» AIM: Repeat the data that follows, word for word, without the images.

Figure collection entries

------------------------------------

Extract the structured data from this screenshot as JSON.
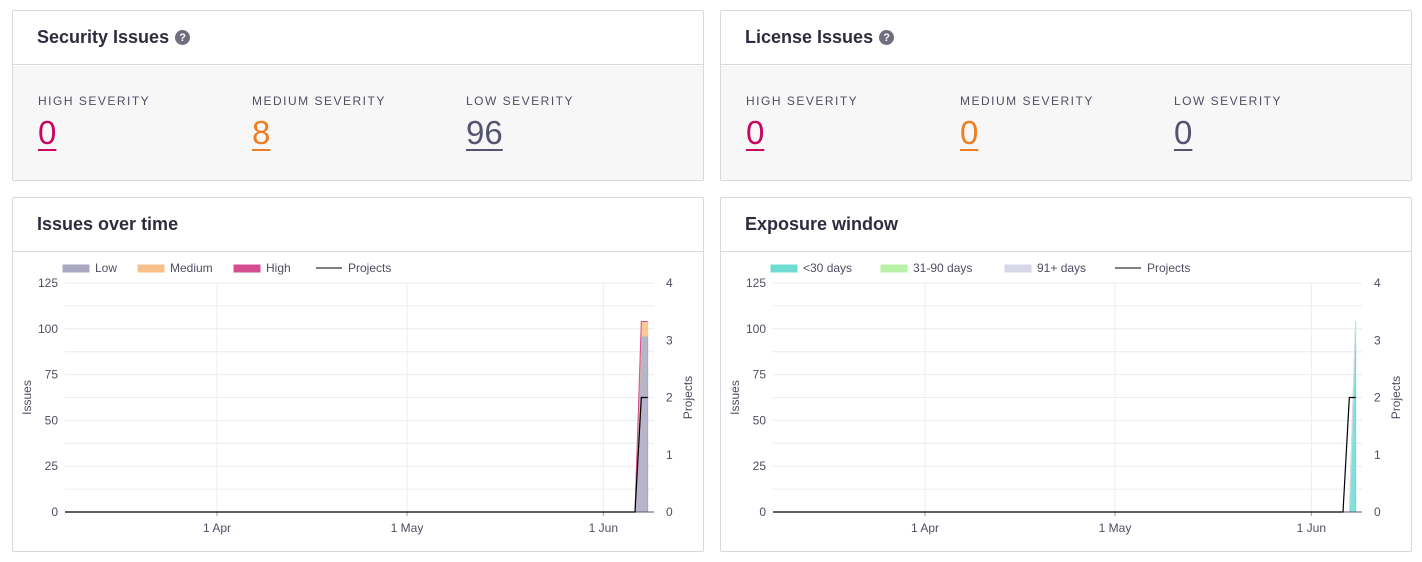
{
  "security": {
    "title": "Security Issues",
    "help": "?",
    "stats": [
      {
        "label": "HIGH SEVERITY",
        "value": "0",
        "color": "#c7085f"
      },
      {
        "label": "MEDIUM SEVERITY",
        "value": "8",
        "color": "#ee7e23"
      },
      {
        "label": "LOW SEVERITY",
        "value": "96",
        "color": "#555470"
      }
    ]
  },
  "license": {
    "title": "License Issues",
    "help": "?",
    "stats": [
      {
        "label": "HIGH SEVERITY",
        "value": "0",
        "color": "#c7085f"
      },
      {
        "label": "MEDIUM SEVERITY",
        "value": "0",
        "color": "#ee7e23"
      },
      {
        "label": "LOW SEVERITY",
        "value": "0",
        "color": "#555470"
      }
    ]
  },
  "issues_chart": {
    "title": "Issues over time"
  },
  "exposure_chart": {
    "title": "Exposure window"
  },
  "chart_data": [
    {
      "type": "area",
      "title": "Issues over time",
      "ylabel": "Issues",
      "y2label": "Projects",
      "ylim": [
        0,
        125
      ],
      "y2lim": [
        0,
        4
      ],
      "yticks": [
        0,
        25,
        50,
        75,
        100,
        125
      ],
      "y2ticks": [
        0,
        1,
        2,
        3,
        4
      ],
      "xlim": [
        "2024-03-08",
        "2024-06-09"
      ],
      "xticks": [
        {
          "date": "2024-04-01",
          "label": "1 Apr"
        },
        {
          "date": "2024-05-01",
          "label": "1 May"
        },
        {
          "date": "2024-06-01",
          "label": "1 Jun"
        }
      ],
      "grid": true,
      "legend_position": "top-left",
      "x": [
        "2024-06-06",
        "2024-06-07",
        "2024-06-08"
      ],
      "series": [
        {
          "name": "Low",
          "kind": "area",
          "color": "#a9a8c0",
          "values": [
            0,
            96,
            96
          ]
        },
        {
          "name": "Medium",
          "kind": "area",
          "color": "#f9c189",
          "values": [
            0,
            8,
            8
          ]
        },
        {
          "name": "High",
          "kind": "area",
          "color": "#d64d91",
          "values": [
            0,
            0,
            0
          ]
        },
        {
          "name": "Projects",
          "kind": "line",
          "axis": "right",
          "color": "#000000",
          "values": [
            0,
            2,
            2
          ]
        }
      ]
    },
    {
      "type": "area",
      "title": "Exposure window",
      "ylabel": "Issues",
      "y2label": "Projects",
      "ylim": [
        0,
        125
      ],
      "y2lim": [
        0,
        4
      ],
      "yticks": [
        0,
        25,
        50,
        75,
        100,
        125
      ],
      "y2ticks": [
        0,
        1,
        2,
        3,
        4
      ],
      "xlim": [
        "2024-03-08",
        "2024-06-09"
      ],
      "xticks": [
        {
          "date": "2024-04-01",
          "label": "1 Apr"
        },
        {
          "date": "2024-05-01",
          "label": "1 May"
        },
        {
          "date": "2024-06-01",
          "label": "1 Jun"
        }
      ],
      "grid": true,
      "legend_position": "top-left",
      "x": [
        "2024-06-06",
        "2024-06-07",
        "2024-06-08"
      ],
      "series": [
        {
          "name": "<30 days",
          "kind": "area",
          "color": "#6fdcd2",
          "values": [
            0,
            0,
            104
          ]
        },
        {
          "name": "31-90 days",
          "kind": "area",
          "color": "#b8f0a8",
          "values": [
            0,
            0,
            0
          ]
        },
        {
          "name": "91+ days",
          "kind": "area",
          "color": "#d8d7ea",
          "values": [
            0,
            0,
            0
          ]
        },
        {
          "name": "Projects",
          "kind": "line",
          "axis": "right",
          "color": "#000000",
          "values": [
            0,
            2,
            2
          ]
        }
      ]
    }
  ]
}
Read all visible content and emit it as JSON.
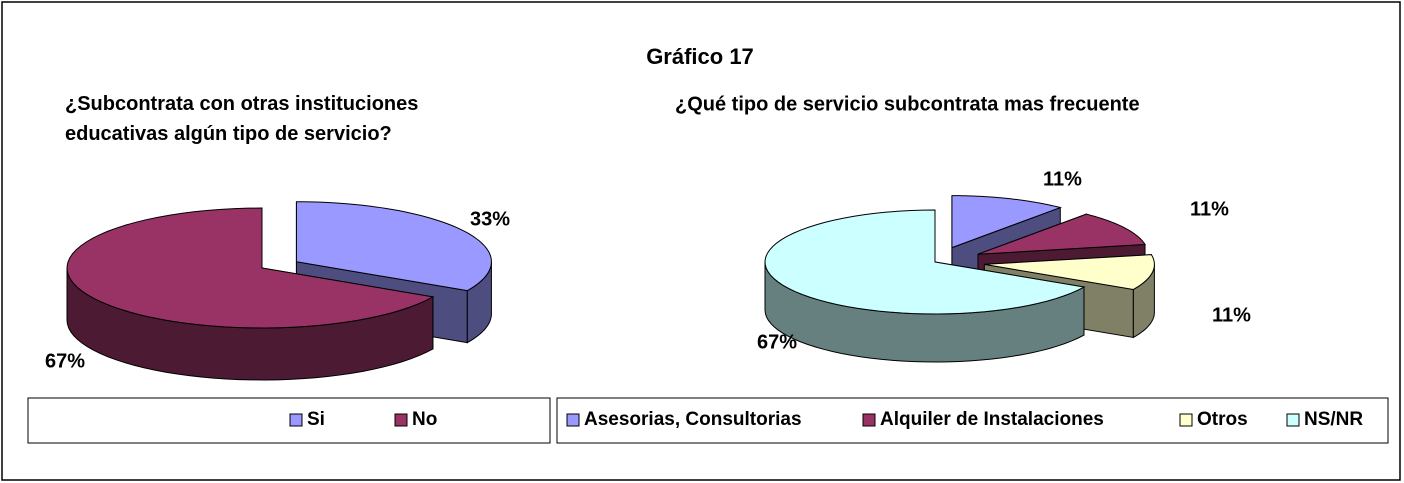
{
  "title": "Gráfico 17",
  "chart_data": [
    {
      "type": "pie",
      "title": "¿Subcontrata con otras instituciones educativas algún tipo de servicio?",
      "categories": [
        "Si",
        "No"
      ],
      "values": [
        33,
        67
      ],
      "value_labels": [
        "33%",
        "67%"
      ],
      "colors": [
        "#9999ff",
        "#993366"
      ]
    },
    {
      "type": "pie",
      "title": "¿Qué tipo de servicio subcontrata mas frecuente",
      "categories": [
        "Asesorias, Consultorias",
        "Alquiler de Instalaciones",
        "Otros",
        "NS/NR"
      ],
      "values": [
        11,
        11,
        11,
        67
      ],
      "value_labels": [
        "11%",
        "11%",
        "11%",
        "67%"
      ],
      "colors": [
        "#9999ff",
        "#993366",
        "#ffffcc",
        "#ccffff"
      ]
    }
  ]
}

------------------------------------

» EXPECTED ANSWER:
Extract the structured data from this screenshot as JSON.
{
  "security": {
    "title": "Security Issues",
    "help": "?",
    "stats": [
      {
        "label": "HIGH SEVERITY",
        "value": "0",
        "color": "#c7085f"
      },
      {
        "label": "MEDIUM SEVERITY",
        "value": "8",
        "color": "#ee7e23"
      },
      {
        "label": "LOW SEVERITY",
        "value": "96",
        "color": "#555470"
      }
    ]
  },
  "license": {
    "title": "License Issues",
    "help": "?",
    "stats": [
      {
        "label": "HIGH SEVERITY",
        "value": "0",
        "color": "#c7085f"
      },
      {
        "label": "MEDIUM SEVERITY",
        "value": "0",
        "color": "#ee7e23"
      },
      {
        "label": "LOW SEVERITY",
        "value": "0",
        "color": "#555470"
      }
    ]
  },
  "issues_chart": {
    "title": "Issues over time"
  },
  "exposure_chart": {
    "title": "Exposure window"
  },
  "chart_data": [
    {
      "type": "area",
      "title": "Issues over time",
      "ylabel": "Issues",
      "y2label": "Projects",
      "ylim": [
        0,
        125
      ],
      "y2lim": [
        0,
        4
      ],
      "yticks": [
        0,
        25,
        50,
        75,
        100,
        125
      ],
      "y2ticks": [
        0,
        1,
        2,
        3,
        4
      ],
      "xlim": [
        "2024-03-08",
        "2024-06-09"
      ],
      "xticks": [
        {
          "date": "2024-04-01",
          "label": "1 Apr"
        },
        {
          "date": "2024-05-01",
          "label": "1 May"
        },
        {
          "date": "2024-06-01",
          "label": "1 Jun"
        }
      ],
      "grid": true,
      "legend_position": "top-left",
      "x": [
        "2024-06-06",
        "2024-06-07",
        "2024-06-08"
      ],
      "series": [
        {
          "name": "Low",
          "kind": "area",
          "color": "#a9a8c0",
          "values": [
            0,
            96,
            96
          ]
        },
        {
          "name": "Medium",
          "kind": "area",
          "color": "#f9c189",
          "values": [
            0,
            8,
            8
          ]
        },
        {
          "name": "High",
          "kind": "area",
          "color": "#d64d91",
          "values": [
            0,
            0,
            0
          ]
        },
        {
          "name": "Projects",
          "kind": "line",
          "axis": "right",
          "color": "#000000",
          "values": [
            0,
            2,
            2
          ]
        }
      ]
    },
    {
      "type": "area",
      "title": "Exposure window",
      "ylabel": "Issues",
      "y2label": "Projects",
      "ylim": [
        0,
        125
      ],
      "y2lim": [
        0,
        4
      ],
      "yticks": [
        0,
        25,
        50,
        75,
        100,
        125
      ],
      "y2ticks": [
        0,
        1,
        2,
        3,
        4
      ],
      "xlim": [
        "2024-03-08",
        "2024-06-09"
      ],
      "xticks": [
        {
          "date": "2024-04-01",
          "label": "1 Apr"
        },
        {
          "date": "2024-05-01",
          "label": "1 May"
        },
        {
          "date": "2024-06-01",
          "label": "1 Jun"
        }
      ],
      "grid": true,
      "legend_position": "top-left",
      "x": [
        "2024-06-06",
        "2024-06-07",
        "2024-06-08"
      ],
      "series": [
        {
          "name": "<30 days",
          "kind": "area",
          "color": "#6fdcd2",
          "values": [
            0,
            0,
            104
          ]
        },
        {
          "name": "31-90 days",
          "kind": "area",
          "color": "#b8f0a8",
          "values": [
            0,
            0,
            0
          ]
        },
        {
          "name": "91+ days",
          "kind": "area",
          "color": "#d8d7ea",
          "values": [
            0,
            0,
            0
          ]
        },
        {
          "name": "Projects",
          "kind": "line",
          "axis": "right",
          "color": "#000000",
          "values": [
            0,
            2,
            2
          ]
        }
      ]
    }
  ]
}
Read all visible content and emit it as JSON.
{
  "title": "Gráfico 17",
  "chart_data": [
    {
      "type": "pie",
      "title": "¿Subcontrata con otras instituciones educativas algún tipo de servicio?",
      "categories": [
        "Si",
        "No"
      ],
      "values": [
        33,
        67
      ],
      "value_labels": [
        "33%",
        "67%"
      ],
      "colors": [
        "#9999ff",
        "#993366"
      ]
    },
    {
      "type": "pie",
      "title": "¿Qué tipo de servicio subcontrata mas frecuente",
      "categories": [
        "Asesorias, Consultorias",
        "Alquiler de Instalaciones",
        "Otros",
        "NS/NR"
      ],
      "values": [
        11,
        11,
        11,
        67
      ],
      "value_labels": [
        "11%",
        "11%",
        "11%",
        "67%"
      ],
      "colors": [
        "#9999ff",
        "#993366",
        "#ffffcc",
        "#ccffff"
      ]
    }
  ]
}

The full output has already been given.